__Task to complete__: What lines of the data include the string "this"? Copy them all.

···

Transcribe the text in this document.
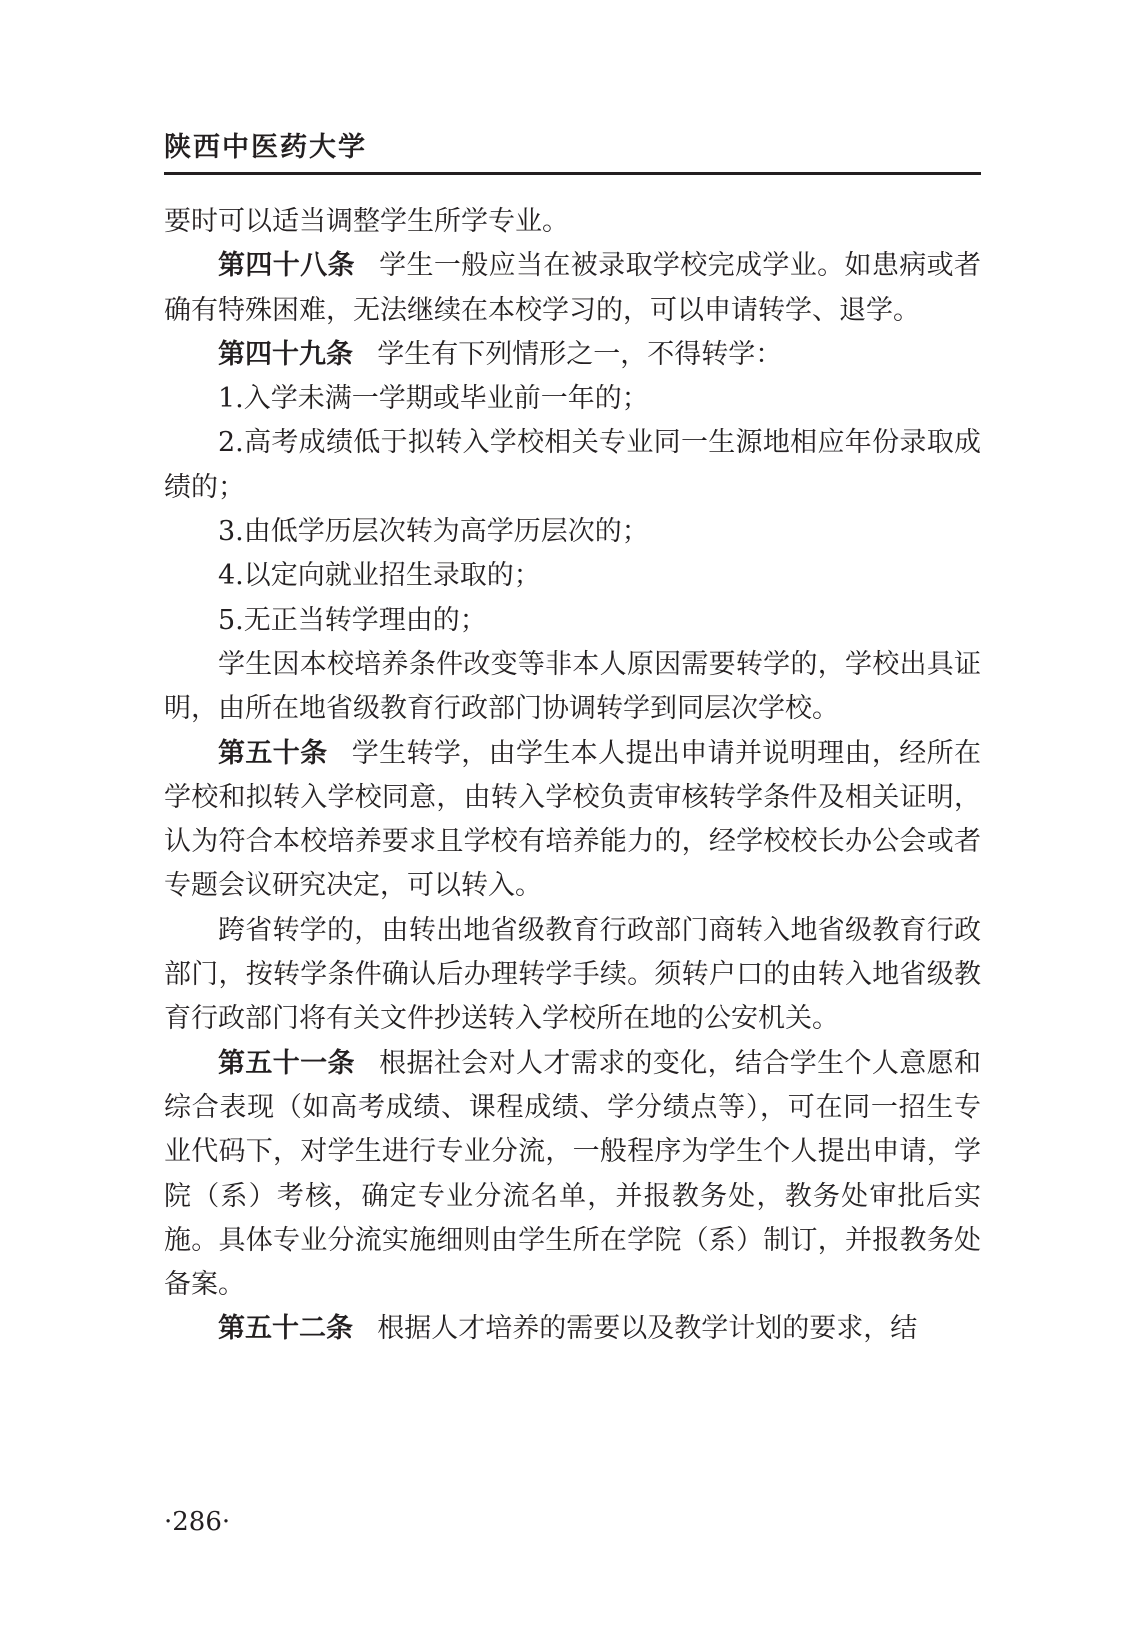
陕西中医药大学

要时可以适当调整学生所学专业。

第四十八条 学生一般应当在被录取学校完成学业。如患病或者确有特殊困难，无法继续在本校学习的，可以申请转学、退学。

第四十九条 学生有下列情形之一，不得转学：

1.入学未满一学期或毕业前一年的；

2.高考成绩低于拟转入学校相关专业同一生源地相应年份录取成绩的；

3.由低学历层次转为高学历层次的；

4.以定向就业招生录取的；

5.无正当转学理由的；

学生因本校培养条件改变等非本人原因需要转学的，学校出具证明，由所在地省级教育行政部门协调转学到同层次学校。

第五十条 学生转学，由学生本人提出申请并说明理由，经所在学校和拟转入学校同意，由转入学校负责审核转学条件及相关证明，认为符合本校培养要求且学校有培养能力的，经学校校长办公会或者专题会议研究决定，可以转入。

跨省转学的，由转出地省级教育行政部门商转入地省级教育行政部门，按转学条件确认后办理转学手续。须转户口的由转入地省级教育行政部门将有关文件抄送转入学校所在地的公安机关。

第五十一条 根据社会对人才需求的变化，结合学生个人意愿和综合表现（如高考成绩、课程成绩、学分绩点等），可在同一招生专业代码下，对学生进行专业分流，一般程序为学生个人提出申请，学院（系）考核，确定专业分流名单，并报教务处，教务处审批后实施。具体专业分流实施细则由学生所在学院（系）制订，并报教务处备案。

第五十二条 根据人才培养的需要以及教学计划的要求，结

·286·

···

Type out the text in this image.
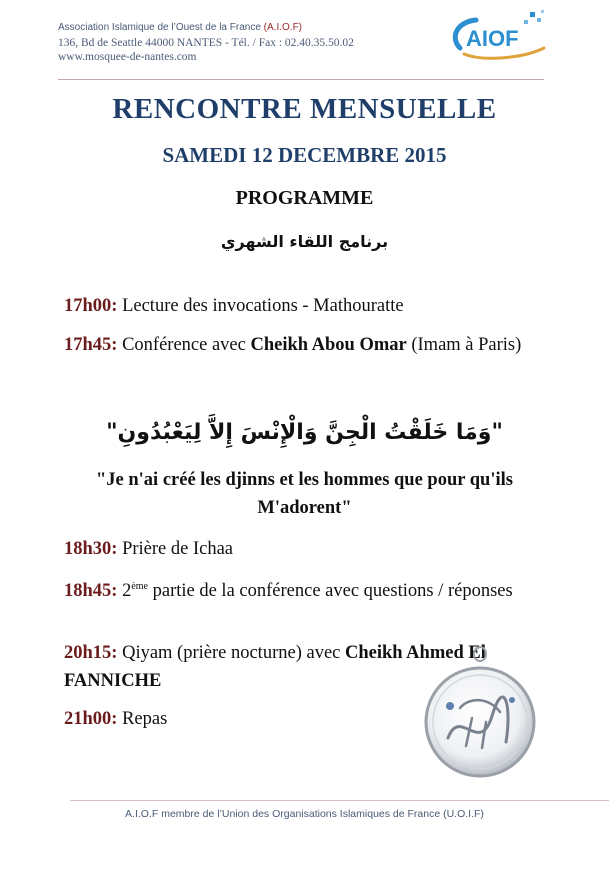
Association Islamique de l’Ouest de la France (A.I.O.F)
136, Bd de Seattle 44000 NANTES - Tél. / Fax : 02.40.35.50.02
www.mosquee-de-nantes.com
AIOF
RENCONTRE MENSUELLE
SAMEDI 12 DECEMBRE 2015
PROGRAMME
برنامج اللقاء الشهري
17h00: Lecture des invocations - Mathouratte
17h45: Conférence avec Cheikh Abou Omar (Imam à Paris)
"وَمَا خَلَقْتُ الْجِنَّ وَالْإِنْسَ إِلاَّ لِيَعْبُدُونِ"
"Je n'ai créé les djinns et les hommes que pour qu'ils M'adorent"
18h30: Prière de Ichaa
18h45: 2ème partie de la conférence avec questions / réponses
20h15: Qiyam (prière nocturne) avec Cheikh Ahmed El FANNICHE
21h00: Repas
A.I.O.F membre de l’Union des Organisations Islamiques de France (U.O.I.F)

···

__Completed task__:
Transcribe the text in this document.
Type out the text in this image.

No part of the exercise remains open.